» What needs to be done:
Scan the data below and report how many lines include the word "this". Nothing else is wanted.

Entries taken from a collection
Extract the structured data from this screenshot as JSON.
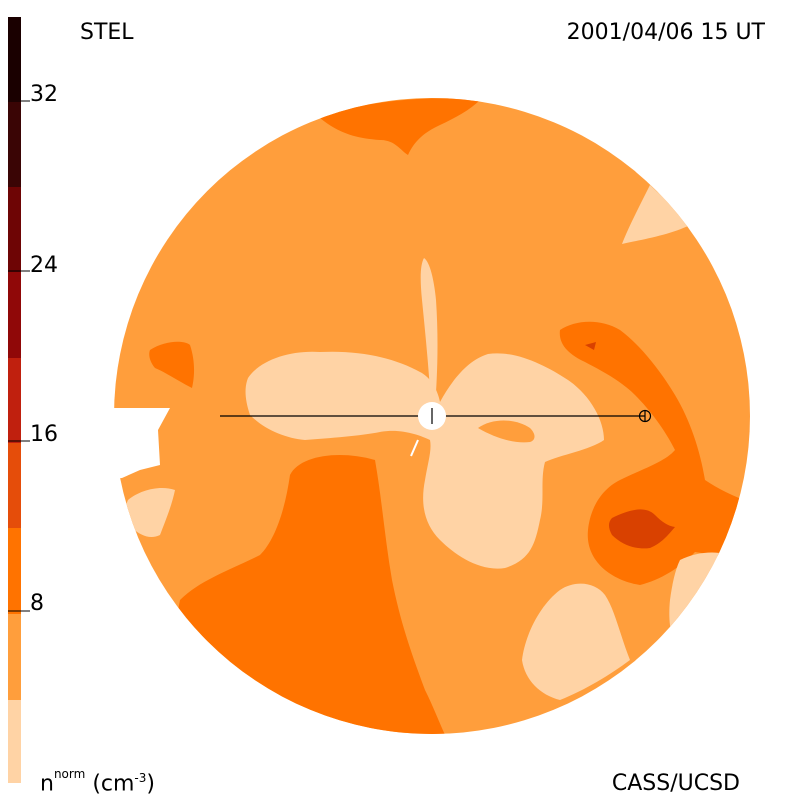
{
  "observatory": "STEL",
  "timestamp": "2001/04/06 15 UT",
  "credit": "CASS/UCSD",
  "unit_label": {
    "base": "n",
    "superscript": "norm",
    "units_open": "(cm",
    "units_exp": "-3",
    "units_close": ")"
  },
  "colorbar": {
    "ticks": [
      "8",
      "16",
      "24",
      "32"
    ],
    "colors": [
      "#ffd3a5",
      "#ff9e3c",
      "#ff7300",
      "#e54d0a",
      "#c0200e",
      "#900808",
      "#6e0505",
      "#3a0505",
      "#1a0000"
    ]
  },
  "palette": {
    "lightest": "#ffd3a5",
    "light": "#ff9e3c",
    "medium": "#ff7300",
    "dark": "#d94100",
    "sun": "#ffffff"
  }
}
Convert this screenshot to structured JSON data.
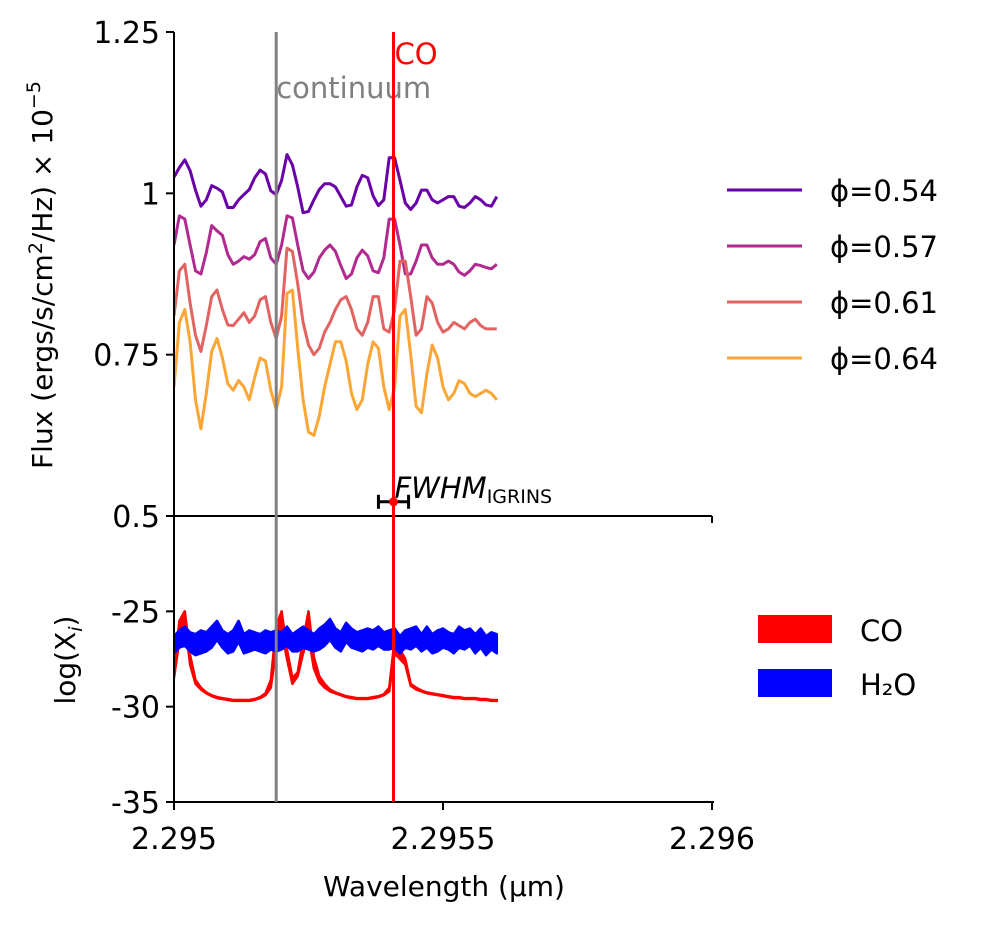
{
  "chart_data": [
    {
      "type": "line",
      "panel": "top",
      "xlabel": "",
      "ylabel_parts": {
        "main": "Flux (ergs/s/cm",
        "sup": "2",
        "mid": "/Hz) × 10",
        "exp": "−5"
      },
      "xlim": [
        2.295,
        2.296
      ],
      "ylim": [
        0.5,
        1.25
      ],
      "yticks": [
        0.5,
        0.75,
        1,
        1.25
      ],
      "ytick_labels": [
        "0.5",
        "0.75",
        "1",
        "1.25"
      ],
      "x": [
        2.295,
        2.29501,
        2.29502,
        2.29503,
        2.29504,
        2.29505,
        2.29506,
        2.29507,
        2.29508,
        2.29509,
        2.2951,
        2.29511,
        2.29512,
        2.29513,
        2.29514,
        2.29515,
        2.29516,
        2.29517,
        2.29518,
        2.29519,
        2.2952,
        2.29521,
        2.29522,
        2.29523,
        2.29524,
        2.29525,
        2.29526,
        2.29527,
        2.29528,
        2.29529,
        2.2953,
        2.29531,
        2.29532,
        2.29533,
        2.29534,
        2.29535,
        2.29536,
        2.29537,
        2.29538,
        2.29539,
        2.2954,
        2.29541,
        2.29542,
        2.29543,
        2.29544,
        2.29545,
        2.29546,
        2.29547,
        2.29548,
        2.29549,
        2.2955,
        2.29551,
        2.29552,
        2.29553,
        2.29554,
        2.29555,
        2.29556,
        2.29557,
        2.29558,
        2.29559,
        2.2956
      ],
      "series": [
        {
          "name": "ϕ=0.54",
          "color": "#6a00a8",
          "values": [
            1.025,
            1.04,
            1.052,
            1.035,
            1.005,
            0.98,
            0.99,
            1.012,
            1.008,
            1.002,
            0.978,
            0.978,
            0.99,
            0.998,
            1.006,
            1.024,
            1.036,
            1.03,
            1.004,
            0.998,
            1.02,
            1.06,
            1.044,
            1.01,
            0.97,
            0.972,
            0.99,
            1.006,
            1.015,
            1.015,
            1.01,
            0.995,
            0.98,
            0.982,
            1.01,
            1.028,
            1.024,
            0.996,
            0.981,
            0.99,
            1.055,
            1.055,
            1.02,
            0.985,
            0.975,
            0.985,
            1.005,
            1.005,
            0.99,
            0.985,
            0.99,
            0.995,
            0.995,
            0.98,
            0.978,
            0.985,
            0.995,
            0.99,
            0.982,
            0.98,
            0.995
          ]
        },
        {
          "name": "ϕ=0.57",
          "color": "#b12a90",
          "values": [
            0.92,
            0.965,
            0.96,
            0.92,
            0.88,
            0.875,
            0.908,
            0.95,
            0.942,
            0.935,
            0.905,
            0.89,
            0.895,
            0.902,
            0.898,
            0.905,
            0.925,
            0.93,
            0.9,
            0.89,
            0.92,
            0.965,
            0.962,
            0.92,
            0.88,
            0.868,
            0.878,
            0.9,
            0.912,
            0.92,
            0.91,
            0.888,
            0.868,
            0.875,
            0.9,
            0.912,
            0.903,
            0.88,
            0.877,
            0.9,
            0.96,
            0.96,
            0.92,
            0.875,
            0.875,
            0.895,
            0.92,
            0.92,
            0.9,
            0.89,
            0.89,
            0.895,
            0.89,
            0.878,
            0.873,
            0.88,
            0.89,
            0.888,
            0.885,
            0.883,
            0.89
          ]
        },
        {
          "name": "ϕ=0.61",
          "color": "#e16462",
          "values": [
            0.81,
            0.88,
            0.89,
            0.83,
            0.78,
            0.755,
            0.795,
            0.84,
            0.85,
            0.82,
            0.796,
            0.795,
            0.805,
            0.815,
            0.8,
            0.81,
            0.835,
            0.84,
            0.8,
            0.775,
            0.81,
            0.915,
            0.91,
            0.86,
            0.8,
            0.765,
            0.75,
            0.76,
            0.785,
            0.8,
            0.82,
            0.835,
            0.84,
            0.82,
            0.79,
            0.78,
            0.8,
            0.84,
            0.84,
            0.79,
            0.785,
            0.82,
            0.895,
            0.895,
            0.84,
            0.78,
            0.79,
            0.84,
            0.83,
            0.8,
            0.785,
            0.79,
            0.8,
            0.795,
            0.79,
            0.8,
            0.805,
            0.795,
            0.79,
            0.79,
            0.79
          ]
        },
        {
          "name": "ϕ=0.64",
          "color": "#fca636",
          "values": [
            0.7,
            0.8,
            0.82,
            0.77,
            0.68,
            0.635,
            0.69,
            0.755,
            0.775,
            0.745,
            0.705,
            0.695,
            0.71,
            0.7,
            0.68,
            0.715,
            0.745,
            0.74,
            0.695,
            0.665,
            0.7,
            0.845,
            0.85,
            0.76,
            0.68,
            0.63,
            0.625,
            0.655,
            0.7,
            0.735,
            0.77,
            0.77,
            0.74,
            0.69,
            0.665,
            0.68,
            0.735,
            0.77,
            0.76,
            0.7,
            0.665,
            0.7,
            0.81,
            0.82,
            0.75,
            0.67,
            0.66,
            0.72,
            0.765,
            0.745,
            0.7,
            0.68,
            0.69,
            0.71,
            0.705,
            0.69,
            0.685,
            0.69,
            0.695,
            0.69,
            0.68
          ]
        }
      ],
      "vlines": [
        {
          "x": 2.29519,
          "label": "continuum",
          "color": "#808080"
        },
        {
          "x": 2.295408,
          "label": "CO",
          "color": "#ff0000"
        }
      ],
      "errorbar": {
        "x": 2.295408,
        "y": 0.522,
        "xerr": 2.8e-05,
        "label_main": "FWHM",
        "label_sub": "IGRINS"
      },
      "legend_position": "right"
    },
    {
      "type": "area",
      "panel": "bottom",
      "xlabel": "Wavelength (µm)",
      "ylabel_parts": {
        "main": "log(X",
        "sub": "i",
        "end": ")"
      },
      "xlim": [
        2.295,
        2.296
      ],
      "ylim": [
        -35,
        -20
      ],
      "yticks": [
        -25,
        -30,
        -35
      ],
      "ytick_labels": [
        "-25",
        "-30",
        "-35"
      ],
      "xticks": [
        2.295,
        2.2955,
        2.296
      ],
      "xtick_labels": [
        "2.295",
        "2.2955",
        "2.296"
      ],
      "x": [
        2.295,
        2.29501,
        2.29502,
        2.29503,
        2.29504,
        2.29505,
        2.29506,
        2.29507,
        2.29508,
        2.29509,
        2.2951,
        2.29511,
        2.29512,
        2.29513,
        2.29514,
        2.29515,
        2.29516,
        2.29517,
        2.29518,
        2.29519,
        2.2952,
        2.29521,
        2.29522,
        2.29523,
        2.29524,
        2.29525,
        2.29526,
        2.29527,
        2.29528,
        2.29529,
        2.2953,
        2.29531,
        2.29532,
        2.29533,
        2.29534,
        2.29535,
        2.29536,
        2.29537,
        2.29538,
        2.29539,
        2.2954,
        2.29541,
        2.29542,
        2.29543,
        2.29544,
        2.29545,
        2.29546,
        2.29547,
        2.29548,
        2.29549,
        2.2955,
        2.29551,
        2.29552,
        2.29553,
        2.29554,
        2.29555,
        2.29556,
        2.29557,
        2.29558,
        2.29559,
        2.2956
      ],
      "series": [
        {
          "name": "CO",
          "color": "#ff0000",
          "lower": [
            -28.5,
            -26.5,
            -25.5,
            -27.8,
            -28.8,
            -29.1,
            -29.3,
            -29.45,
            -29.55,
            -29.6,
            -29.65,
            -29.7,
            -29.7,
            -29.7,
            -29.7,
            -29.65,
            -29.55,
            -29.4,
            -29.0,
            -27.0,
            -26.0,
            -27.5,
            -28.8,
            -28.4,
            -27.2,
            -26.3,
            -28.0,
            -28.7,
            -29.0,
            -29.2,
            -29.3,
            -29.4,
            -29.5,
            -29.55,
            -29.6,
            -29.6,
            -29.6,
            -29.55,
            -29.5,
            -29.4,
            -29.2,
            -27.2,
            -27.5,
            -27.8,
            -28.9,
            -29.1,
            -29.2,
            -29.3,
            -29.35,
            -29.4,
            -29.45,
            -29.5,
            -29.55,
            -29.55,
            -29.6,
            -29.6,
            -29.6,
            -29.65,
            -29.65,
            -29.7,
            -29.7
          ],
          "upper": [
            -28.2,
            -25.5,
            -25.0,
            -27.3,
            -28.6,
            -29.0,
            -29.25,
            -29.4,
            -29.5,
            -29.55,
            -29.6,
            -29.65,
            -29.65,
            -29.65,
            -29.65,
            -29.6,
            -29.5,
            -29.3,
            -28.6,
            -25.8,
            -25.0,
            -27.0,
            -28.5,
            -28.2,
            -26.5,
            -25.0,
            -27.4,
            -28.4,
            -28.8,
            -29.1,
            -29.25,
            -29.35,
            -29.45,
            -29.5,
            -29.55,
            -29.55,
            -29.55,
            -29.5,
            -29.45,
            -29.35,
            -29.0,
            -26.5,
            -27.0,
            -27.5,
            -28.8,
            -29.0,
            -29.15,
            -29.25,
            -29.3,
            -29.35,
            -29.4,
            -29.45,
            -29.5,
            -29.5,
            -29.55,
            -29.55,
            -29.55,
            -29.6,
            -29.6,
            -29.65,
            -29.65
          ]
        },
        {
          "name": "H₂O",
          "color": "#0000ff",
          "lower": [
            -27.2,
            -26.9,
            -26.8,
            -27.1,
            -27.3,
            -27.2,
            -27.1,
            -26.9,
            -26.5,
            -26.9,
            -27.2,
            -27.1,
            -26.6,
            -27.2,
            -27.1,
            -27.0,
            -27.1,
            -27.2,
            -27.0,
            -27.1,
            -27.0,
            -26.8,
            -27.1,
            -27.1,
            -26.9,
            -27.0,
            -27.1,
            -27.0,
            -26.8,
            -26.5,
            -26.9,
            -27.1,
            -26.6,
            -26.9,
            -27.0,
            -27.1,
            -26.9,
            -27.0,
            -26.8,
            -27.0,
            -27.0,
            -26.9,
            -27.2,
            -26.9,
            -27.0,
            -26.8,
            -27.1,
            -26.9,
            -27.2,
            -27.1,
            -26.9,
            -27.0,
            -27.2,
            -26.9,
            -27.0,
            -26.8,
            -27.2,
            -26.9,
            -27.3,
            -27.0,
            -27.2
          ],
          "upper": [
            -26.3,
            -26.0,
            -25.8,
            -26.1,
            -26.2,
            -26.0,
            -26.1,
            -25.8,
            -25.5,
            -26.0,
            -26.2,
            -26.0,
            -25.5,
            -26.2,
            -26.0,
            -26.1,
            -26.2,
            -26.0,
            -26.1,
            -26.0,
            -26.1,
            -25.8,
            -26.2,
            -26.0,
            -25.8,
            -26.0,
            -26.2,
            -25.9,
            -25.7,
            -25.4,
            -25.9,
            -26.1,
            -25.6,
            -25.9,
            -26.1,
            -26.0,
            -25.9,
            -26.0,
            -25.8,
            -26.1,
            -26.0,
            -25.9,
            -26.3,
            -26.0,
            -25.9,
            -25.8,
            -26.2,
            -25.8,
            -26.2,
            -26.0,
            -25.9,
            -26.1,
            -26.2,
            -25.8,
            -26.0,
            -25.9,
            -26.2,
            -25.9,
            -26.3,
            -26.1,
            -26.2
          ]
        }
      ],
      "legend_position": "right"
    }
  ]
}
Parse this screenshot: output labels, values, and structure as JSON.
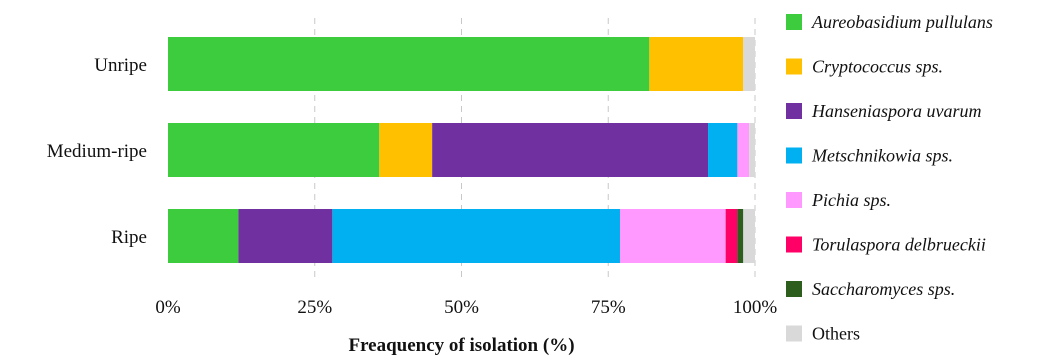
{
  "chart_data": {
    "type": "bar",
    "orientation": "horizontal",
    "stacked": true,
    "xlabel": "Freaquency of isolation (%)",
    "ylabel": "",
    "xlim": [
      0,
      100
    ],
    "x_ticks": [
      "0%",
      "25%",
      "50%",
      "75%",
      "100%"
    ],
    "x_tick_values": [
      0,
      25,
      50,
      75,
      100
    ],
    "grid": "vertical-dashed",
    "legend_position": "right",
    "categories": [
      "Unripe",
      "Medium-ripe",
      "Ripe"
    ],
    "series": [
      {
        "name": "Aureobasidium pullulans",
        "italic": true,
        "color": "#3dcc3d",
        "values": [
          82,
          36,
          12
        ]
      },
      {
        "name": "Cryptococcus sps.",
        "italic": true,
        "color": "#ffc000",
        "values": [
          16,
          9,
          0
        ]
      },
      {
        "name": "Hanseniaspora uvarum",
        "italic": true,
        "color": "#7030a0",
        "values": [
          0,
          47,
          16
        ]
      },
      {
        "name": "Metschnikowia sps.",
        "italic": true,
        "color": "#00b0f0",
        "values": [
          0,
          5,
          49
        ]
      },
      {
        "name": "Pichia sps.",
        "italic": true,
        "color": "#ff99ff",
        "values": [
          0,
          2,
          18
        ]
      },
      {
        "name": "Torulaspora delbrueckii",
        "italic": true,
        "color": "#ff0066",
        "values": [
          0,
          0,
          2
        ]
      },
      {
        "name": "Saccharomyces sps.",
        "italic": true,
        "color": "#2e5e1e",
        "values": [
          0,
          0,
          1
        ]
      },
      {
        "name": "Others",
        "italic": false,
        "color": "#d9d9d9",
        "values": [
          2,
          1,
          2
        ]
      }
    ]
  }
}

» Answer to the exercise:
3